--- START OF SUPPLIED RECORDS ---

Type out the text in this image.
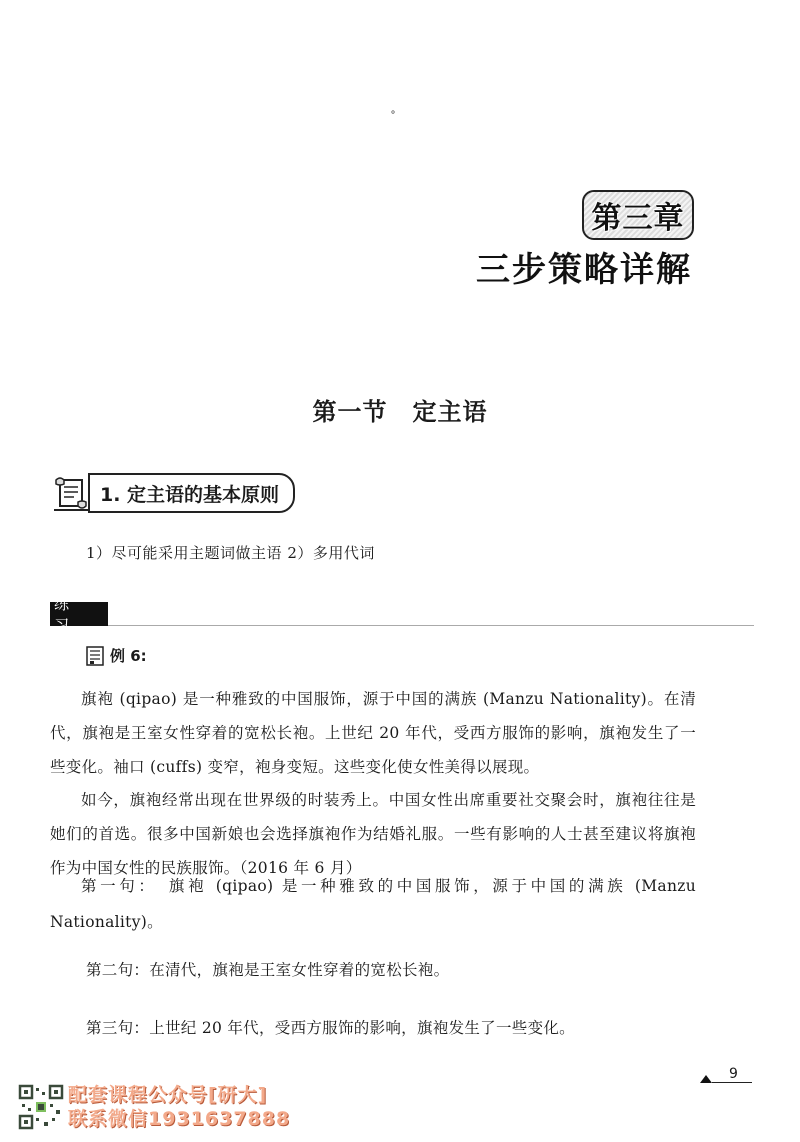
˚
第三章
三步策略详解
第一节　定主语
1. 定主语的基本原则
1）尽可能采用主题词做主语 2）多用代词
练 习
例 6:

旗袍 (qipao) 是一种雅致的中国服饰，源于中国的满族 (Manzu Nationality)。在清代，旗袍是王室女性穿着的宽松长袍。上世纪 20 年代，受西方服饰的影响，旗袍发生了一些变化。袖口 (cuffs) 变窄，袍身变短。这些变化使女性美得以展现。

如今，旗袍经常出现在世界级的时装秀上。中国女性出席重要社交聚会时，旗袍往往是她们的首选。很多中国新娘也会选择旗袍作为结婚礼服。一些有影响的人士甚至建议将旗袍作为中国女性的民族服饰。（2016 年 6 月）

第一句：　旗袍 (qipao) 是一种雅致的中国服饰，源于中国的满族 (Manzu Nationality)。

第二句：在清代，旗袍是王室女性穿着的宽松长袍。
第三句：上世纪 20 年代，受西方服饰的影响，旗袍发生了一些变化。
9
配套课程公众号[研大]
联系微信1931637888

--- END OF SUPPLIED RECORDS ---

Write the material out again exactly as it appears, dropping the pictures.

Type out the text in this image.
˚
第三章
三步策略详解
第一节　定主语
1. 定主语的基本原则
1）尽可能采用主题词做主语 2）多用代词
练 习
例 6:

旗袍 (qipao) 是一种雅致的中国服饰，源于中国的满族 (Manzu Nationality)。在清代，旗袍是王室女性穿着的宽松长袍。上世纪 20 年代，受西方服饰的影响，旗袍发生了一些变化。袖口 (cuffs) 变窄，袍身变短。这些变化使女性美得以展现。

如今，旗袍经常出现在世界级的时装秀上。中国女性出席重要社交聚会时，旗袍往往是她们的首选。很多中国新娘也会选择旗袍作为结婚礼服。一些有影响的人士甚至建议将旗袍作为中国女性的民族服饰。（2016 年 6 月）

第一句：　旗袍 (qipao) 是一种雅致的中国服饰，源于中国的满族 (Manzu Nationality)。

第二句：在清代，旗袍是王室女性穿着的宽松长袍。
第三句：上世纪 20 年代，受西方服饰的影响，旗袍发生了一些变化。
9
配套课程公众号[研大]
联系微信1931637888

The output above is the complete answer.